# Start of Data for the task

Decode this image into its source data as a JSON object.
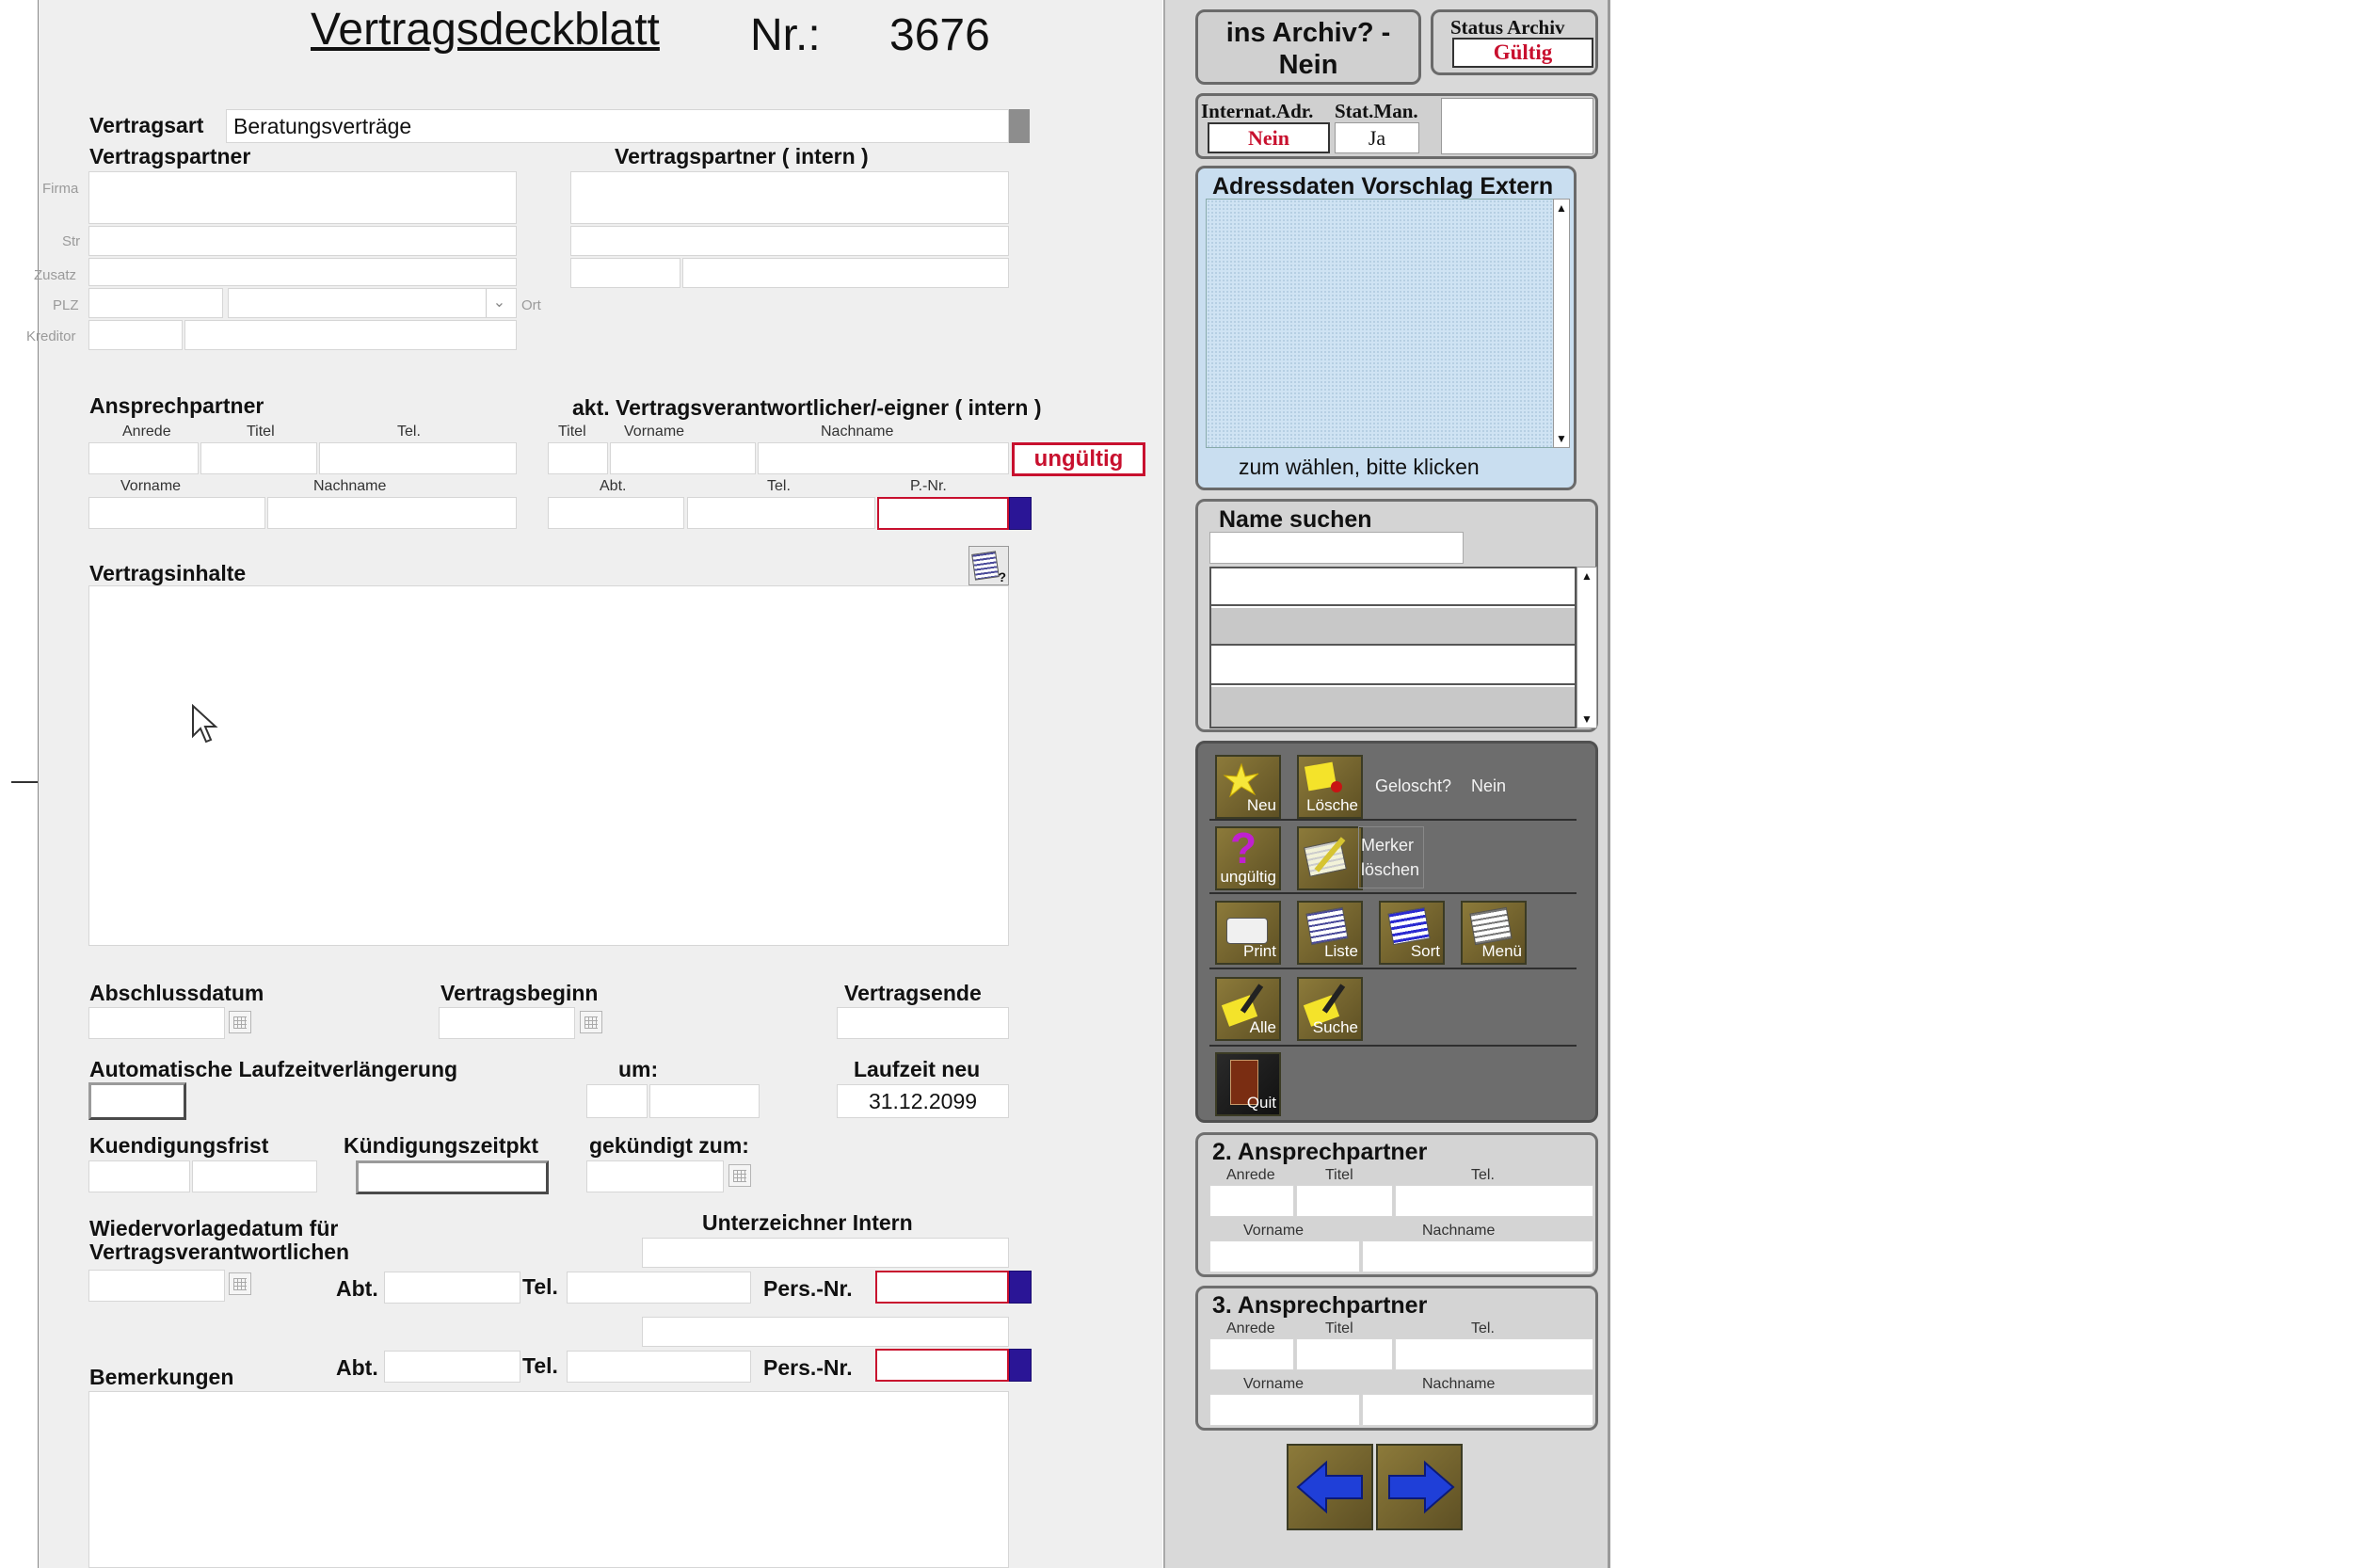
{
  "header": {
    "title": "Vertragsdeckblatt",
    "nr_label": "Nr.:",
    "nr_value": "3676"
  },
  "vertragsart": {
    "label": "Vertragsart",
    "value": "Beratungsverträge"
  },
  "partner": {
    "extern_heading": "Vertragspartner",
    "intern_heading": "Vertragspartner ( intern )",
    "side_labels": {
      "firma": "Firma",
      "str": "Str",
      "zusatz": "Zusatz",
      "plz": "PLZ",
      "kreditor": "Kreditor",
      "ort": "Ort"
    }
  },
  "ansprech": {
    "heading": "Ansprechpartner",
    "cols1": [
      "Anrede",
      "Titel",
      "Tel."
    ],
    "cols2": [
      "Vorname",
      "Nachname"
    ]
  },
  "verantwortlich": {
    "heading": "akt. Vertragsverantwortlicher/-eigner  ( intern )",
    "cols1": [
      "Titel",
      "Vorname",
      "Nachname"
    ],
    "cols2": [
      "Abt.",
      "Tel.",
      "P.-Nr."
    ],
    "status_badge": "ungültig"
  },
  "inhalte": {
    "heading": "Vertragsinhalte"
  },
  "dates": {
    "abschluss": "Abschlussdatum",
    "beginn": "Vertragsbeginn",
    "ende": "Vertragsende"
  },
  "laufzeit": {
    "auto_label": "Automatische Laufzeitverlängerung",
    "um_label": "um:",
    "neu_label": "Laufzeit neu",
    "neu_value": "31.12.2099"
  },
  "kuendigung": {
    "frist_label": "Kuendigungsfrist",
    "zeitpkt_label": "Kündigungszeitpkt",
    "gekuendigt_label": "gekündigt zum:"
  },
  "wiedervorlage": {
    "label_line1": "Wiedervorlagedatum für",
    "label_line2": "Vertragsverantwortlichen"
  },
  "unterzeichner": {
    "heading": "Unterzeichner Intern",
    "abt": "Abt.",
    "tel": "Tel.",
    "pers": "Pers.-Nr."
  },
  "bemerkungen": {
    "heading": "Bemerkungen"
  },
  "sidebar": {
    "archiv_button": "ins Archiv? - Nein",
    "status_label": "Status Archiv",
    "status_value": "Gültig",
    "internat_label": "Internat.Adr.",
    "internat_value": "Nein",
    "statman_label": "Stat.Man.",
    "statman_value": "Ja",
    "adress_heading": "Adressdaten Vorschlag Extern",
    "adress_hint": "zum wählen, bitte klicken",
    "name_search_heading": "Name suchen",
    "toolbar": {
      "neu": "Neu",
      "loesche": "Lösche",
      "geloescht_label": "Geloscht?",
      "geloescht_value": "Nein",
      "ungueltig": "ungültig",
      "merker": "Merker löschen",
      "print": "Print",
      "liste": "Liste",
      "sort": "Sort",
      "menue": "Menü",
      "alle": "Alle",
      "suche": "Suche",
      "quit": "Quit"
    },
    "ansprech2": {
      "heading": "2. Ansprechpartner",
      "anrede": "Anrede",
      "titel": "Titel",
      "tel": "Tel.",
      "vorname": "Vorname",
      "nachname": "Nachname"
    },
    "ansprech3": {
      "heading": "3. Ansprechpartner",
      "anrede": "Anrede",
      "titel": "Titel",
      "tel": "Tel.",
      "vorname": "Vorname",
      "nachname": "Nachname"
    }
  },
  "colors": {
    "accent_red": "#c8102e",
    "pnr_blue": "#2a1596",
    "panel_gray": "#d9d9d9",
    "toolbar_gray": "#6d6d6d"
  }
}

# End of Data for the task

▸ **Direction**
Go through the records above, find every line with the word "Archiv", and list those lines.

▸ **The solution**
    "archiv_button": "ins Archiv? - Nein",
    "status_label": "Status Archiv",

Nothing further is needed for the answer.